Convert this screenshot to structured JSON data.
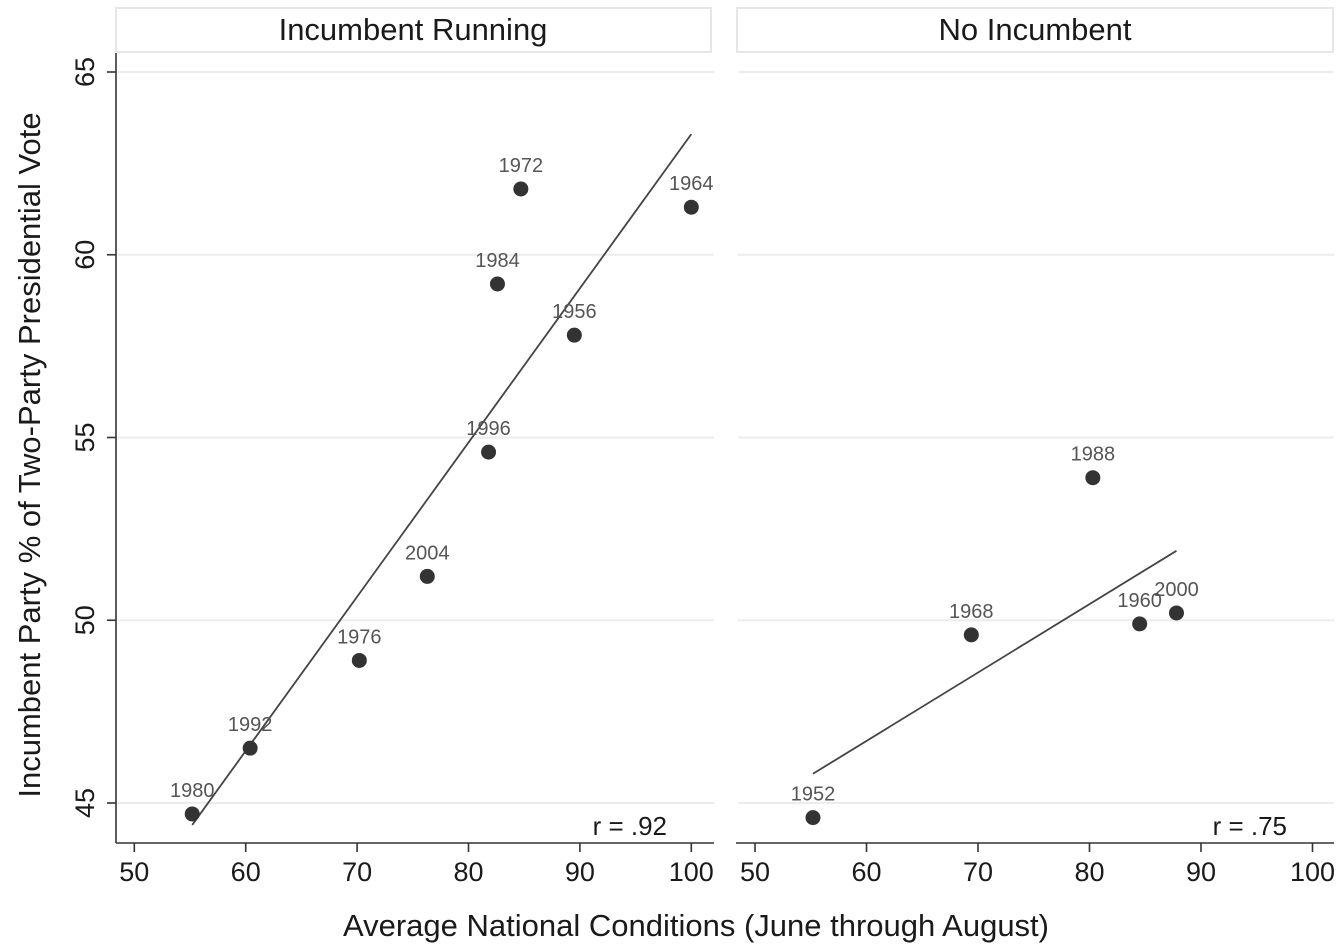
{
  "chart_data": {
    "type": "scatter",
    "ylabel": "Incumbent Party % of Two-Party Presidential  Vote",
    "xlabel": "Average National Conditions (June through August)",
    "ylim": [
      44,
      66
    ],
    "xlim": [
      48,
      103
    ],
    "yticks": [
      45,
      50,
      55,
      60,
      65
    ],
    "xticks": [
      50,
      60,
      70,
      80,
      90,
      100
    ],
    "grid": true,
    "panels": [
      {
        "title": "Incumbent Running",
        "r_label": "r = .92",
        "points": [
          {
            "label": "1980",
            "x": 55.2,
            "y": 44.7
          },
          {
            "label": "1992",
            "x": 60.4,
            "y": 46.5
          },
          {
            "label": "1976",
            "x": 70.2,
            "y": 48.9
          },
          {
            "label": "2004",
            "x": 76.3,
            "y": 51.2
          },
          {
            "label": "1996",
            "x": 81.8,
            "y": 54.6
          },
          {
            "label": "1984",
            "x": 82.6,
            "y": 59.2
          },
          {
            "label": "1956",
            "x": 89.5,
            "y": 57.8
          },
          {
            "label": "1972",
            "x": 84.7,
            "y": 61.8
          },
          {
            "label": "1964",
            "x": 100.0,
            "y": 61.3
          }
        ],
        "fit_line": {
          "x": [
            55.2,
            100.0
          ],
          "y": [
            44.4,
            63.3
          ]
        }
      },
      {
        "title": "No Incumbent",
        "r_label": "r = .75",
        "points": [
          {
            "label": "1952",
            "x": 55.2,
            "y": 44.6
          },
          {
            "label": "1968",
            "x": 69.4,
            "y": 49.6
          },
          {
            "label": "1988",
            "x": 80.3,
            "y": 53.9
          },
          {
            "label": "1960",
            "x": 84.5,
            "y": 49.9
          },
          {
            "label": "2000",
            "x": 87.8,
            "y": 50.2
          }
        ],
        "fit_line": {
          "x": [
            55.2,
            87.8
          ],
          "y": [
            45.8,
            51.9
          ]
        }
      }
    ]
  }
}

============================================================

* **DIRECTION**
In the listing above, how many lines include the word "title"? Answer with the number and nothing more.

* **RESPONSE TO THIS TASK**
2